- Raw records
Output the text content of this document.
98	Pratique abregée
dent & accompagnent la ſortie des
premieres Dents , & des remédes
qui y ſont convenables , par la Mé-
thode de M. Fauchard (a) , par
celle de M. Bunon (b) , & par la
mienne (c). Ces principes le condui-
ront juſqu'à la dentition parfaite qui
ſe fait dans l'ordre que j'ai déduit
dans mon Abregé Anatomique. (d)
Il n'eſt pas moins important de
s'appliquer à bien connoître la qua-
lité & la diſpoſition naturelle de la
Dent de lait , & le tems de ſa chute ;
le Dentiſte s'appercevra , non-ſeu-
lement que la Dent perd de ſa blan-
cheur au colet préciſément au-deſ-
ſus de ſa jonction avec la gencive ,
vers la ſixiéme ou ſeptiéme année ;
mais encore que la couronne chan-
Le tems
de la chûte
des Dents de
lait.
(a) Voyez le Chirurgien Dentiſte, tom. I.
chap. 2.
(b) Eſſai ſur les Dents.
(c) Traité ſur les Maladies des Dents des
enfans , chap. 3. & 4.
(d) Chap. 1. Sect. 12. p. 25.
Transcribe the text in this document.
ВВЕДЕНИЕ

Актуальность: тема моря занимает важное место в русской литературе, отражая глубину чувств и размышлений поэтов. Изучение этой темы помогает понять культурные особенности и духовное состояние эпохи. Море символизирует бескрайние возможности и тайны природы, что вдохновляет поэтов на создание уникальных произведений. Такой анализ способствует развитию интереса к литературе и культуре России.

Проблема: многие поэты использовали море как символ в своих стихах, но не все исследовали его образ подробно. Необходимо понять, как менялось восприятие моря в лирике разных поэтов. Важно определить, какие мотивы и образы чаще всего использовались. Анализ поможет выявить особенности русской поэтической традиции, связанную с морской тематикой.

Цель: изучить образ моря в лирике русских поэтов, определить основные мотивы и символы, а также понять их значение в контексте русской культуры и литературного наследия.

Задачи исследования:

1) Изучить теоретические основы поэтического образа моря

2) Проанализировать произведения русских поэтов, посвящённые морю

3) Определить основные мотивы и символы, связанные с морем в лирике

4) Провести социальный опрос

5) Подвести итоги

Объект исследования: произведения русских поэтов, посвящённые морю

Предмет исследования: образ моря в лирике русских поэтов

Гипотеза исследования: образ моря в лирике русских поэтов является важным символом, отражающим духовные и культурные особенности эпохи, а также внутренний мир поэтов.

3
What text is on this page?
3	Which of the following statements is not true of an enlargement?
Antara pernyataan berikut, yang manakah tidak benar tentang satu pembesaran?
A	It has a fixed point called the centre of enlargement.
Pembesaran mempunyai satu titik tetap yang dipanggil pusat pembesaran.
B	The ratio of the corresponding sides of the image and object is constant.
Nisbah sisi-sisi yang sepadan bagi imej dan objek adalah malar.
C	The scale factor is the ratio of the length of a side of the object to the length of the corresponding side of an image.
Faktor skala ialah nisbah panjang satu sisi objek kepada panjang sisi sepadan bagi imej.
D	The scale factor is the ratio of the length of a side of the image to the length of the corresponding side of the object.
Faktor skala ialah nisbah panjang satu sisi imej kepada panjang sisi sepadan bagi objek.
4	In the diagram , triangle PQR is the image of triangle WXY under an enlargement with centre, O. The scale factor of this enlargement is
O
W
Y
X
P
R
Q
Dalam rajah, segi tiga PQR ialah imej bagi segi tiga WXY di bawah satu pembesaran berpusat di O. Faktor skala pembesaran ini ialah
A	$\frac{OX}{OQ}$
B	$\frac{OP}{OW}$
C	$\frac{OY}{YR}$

- REQUIREMENT
Write out each line of the data that holds the string "imej".

- ANSWER TO THIS EXERCISE
Nisbah sisi-sisi yang sepadan bagi imej dan objek adalah malar.
Faktor skala ialah nisbah panjang satu sisi objek kepada panjang sisi sepadan bagi imej.
Faktor skala ialah nisbah panjang satu sisi imej kepada panjang sisi sepadan bagi objek.
Dalam rajah, segi tiga PQR ialah imej bagi segi tiga WXY di bawah satu pembesaran berpusat di O. Faktor skala pembesaran ini ialah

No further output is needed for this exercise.